(Data listing)
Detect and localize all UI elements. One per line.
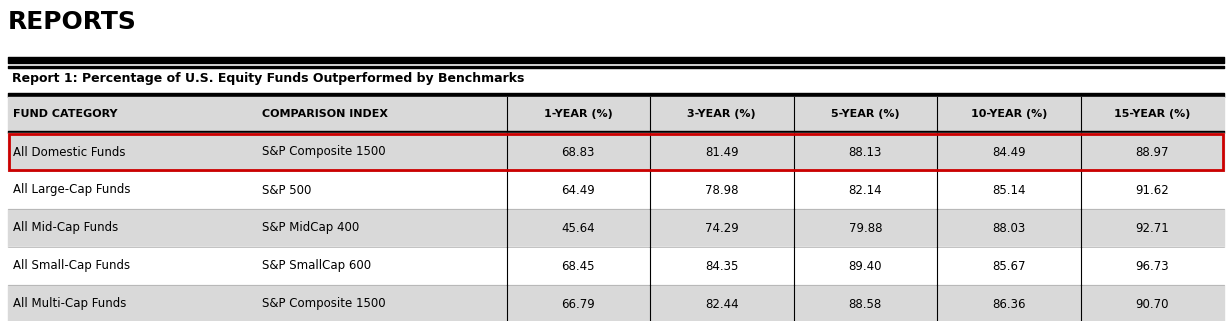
Text: 88.13: 88.13 xyxy=(849,145,882,159)
Text: 86.36: 86.36 xyxy=(992,298,1025,310)
Text: 84.49: 84.49 xyxy=(992,145,1025,159)
Text: 68.83: 68.83 xyxy=(562,145,595,159)
Text: 91.62: 91.62 xyxy=(1136,184,1169,196)
Text: 1-YEAR (%): 1-YEAR (%) xyxy=(545,109,612,119)
Text: 89.40: 89.40 xyxy=(849,259,882,273)
Text: 88.97: 88.97 xyxy=(1136,145,1169,159)
Text: S&P Composite 1500: S&P Composite 1500 xyxy=(262,298,386,310)
Text: 64.49: 64.49 xyxy=(562,184,595,196)
Text: 84.35: 84.35 xyxy=(705,259,738,273)
Text: 85.14: 85.14 xyxy=(992,184,1025,196)
Text: S&P 500: S&P 500 xyxy=(262,184,312,196)
Text: 88.03: 88.03 xyxy=(992,221,1025,235)
Text: S&P SmallCap 600: S&P SmallCap 600 xyxy=(262,259,371,273)
Text: 5-YEAR (%): 5-YEAR (%) xyxy=(830,109,899,119)
Text: Report 1: Percentage of U.S. Equity Funds Outperformed by Benchmarks: Report 1: Percentage of U.S. Equity Fund… xyxy=(12,72,525,85)
Text: 92.71: 92.71 xyxy=(1136,221,1169,235)
Text: 10-YEAR (%): 10-YEAR (%) xyxy=(971,109,1047,119)
Text: 74.29: 74.29 xyxy=(705,221,739,235)
Text: REPORTS: REPORTS xyxy=(7,10,137,34)
Text: 82.44: 82.44 xyxy=(705,298,739,310)
Text: 3-YEAR (%): 3-YEAR (%) xyxy=(687,109,756,119)
Text: 96.73: 96.73 xyxy=(1136,259,1169,273)
Text: COMPARISON INDEX: COMPARISON INDEX xyxy=(262,109,388,119)
Text: 68.45: 68.45 xyxy=(562,259,595,273)
Text: All Multi-Cap Funds: All Multi-Cap Funds xyxy=(14,298,127,310)
Text: 90.70: 90.70 xyxy=(1136,298,1169,310)
Text: S&P MidCap 400: S&P MidCap 400 xyxy=(262,221,360,235)
Bar xyxy=(9,134,1223,170)
Text: 82.14: 82.14 xyxy=(849,184,882,196)
Text: 79.88: 79.88 xyxy=(849,221,882,235)
Text: 78.98: 78.98 xyxy=(705,184,738,196)
Text: 88.58: 88.58 xyxy=(849,298,882,310)
Text: 45.64: 45.64 xyxy=(562,221,595,235)
Text: FUND CATEGORY: FUND CATEGORY xyxy=(14,109,117,119)
Text: All Mid-Cap Funds: All Mid-Cap Funds xyxy=(14,221,118,235)
Text: S&P Composite 1500: S&P Composite 1500 xyxy=(262,145,386,159)
Text: 85.67: 85.67 xyxy=(992,259,1025,273)
Text: 81.49: 81.49 xyxy=(705,145,739,159)
Text: All Small-Cap Funds: All Small-Cap Funds xyxy=(14,259,131,273)
Text: All Domestic Funds: All Domestic Funds xyxy=(14,145,126,159)
Text: 15-YEAR (%): 15-YEAR (%) xyxy=(1114,109,1190,119)
Text: 66.79: 66.79 xyxy=(562,298,595,310)
Text: All Large-Cap Funds: All Large-Cap Funds xyxy=(14,184,131,196)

Task prompt.
Please echo the lines of the records above, unchanged, between the line holding "Text: 88.13: 88.13 xyxy=(849,145,882,159)" and the line holding "Text: 92.71: 92.71 xyxy=(1136,221,1169,235)", inclusive.

Finished answer.
Text: 88.13: 88.13 xyxy=(849,145,882,159)
Text: 86.36: 86.36 xyxy=(992,298,1025,310)
Text: 84.49: 84.49 xyxy=(992,145,1025,159)
Text: 68.83: 68.83 xyxy=(562,145,595,159)
Text: 91.62: 91.62 xyxy=(1136,184,1169,196)
Text: 1-YEAR (%): 1-YEAR (%) xyxy=(545,109,612,119)
Text: 89.40: 89.40 xyxy=(849,259,882,273)
Text: 88.97: 88.97 xyxy=(1136,145,1169,159)
Text: S&P Composite 1500: S&P Composite 1500 xyxy=(262,298,386,310)
Text: 64.49: 64.49 xyxy=(562,184,595,196)
Text: 84.35: 84.35 xyxy=(705,259,738,273)
Text: 85.14: 85.14 xyxy=(992,184,1025,196)
Text: S&P 500: S&P 500 xyxy=(262,184,312,196)
Text: 88.03: 88.03 xyxy=(992,221,1025,235)
Text: S&P SmallCap 600: S&P SmallCap 600 xyxy=(262,259,371,273)
Text: 5-YEAR (%): 5-YEAR (%) xyxy=(830,109,899,119)
Text: Report 1: Percentage of U.S. Equity Funds Outperformed by Benchmarks: Report 1: Percentage of U.S. Equity Fund… xyxy=(12,72,525,85)
Text: 92.71: 92.71 xyxy=(1136,221,1169,235)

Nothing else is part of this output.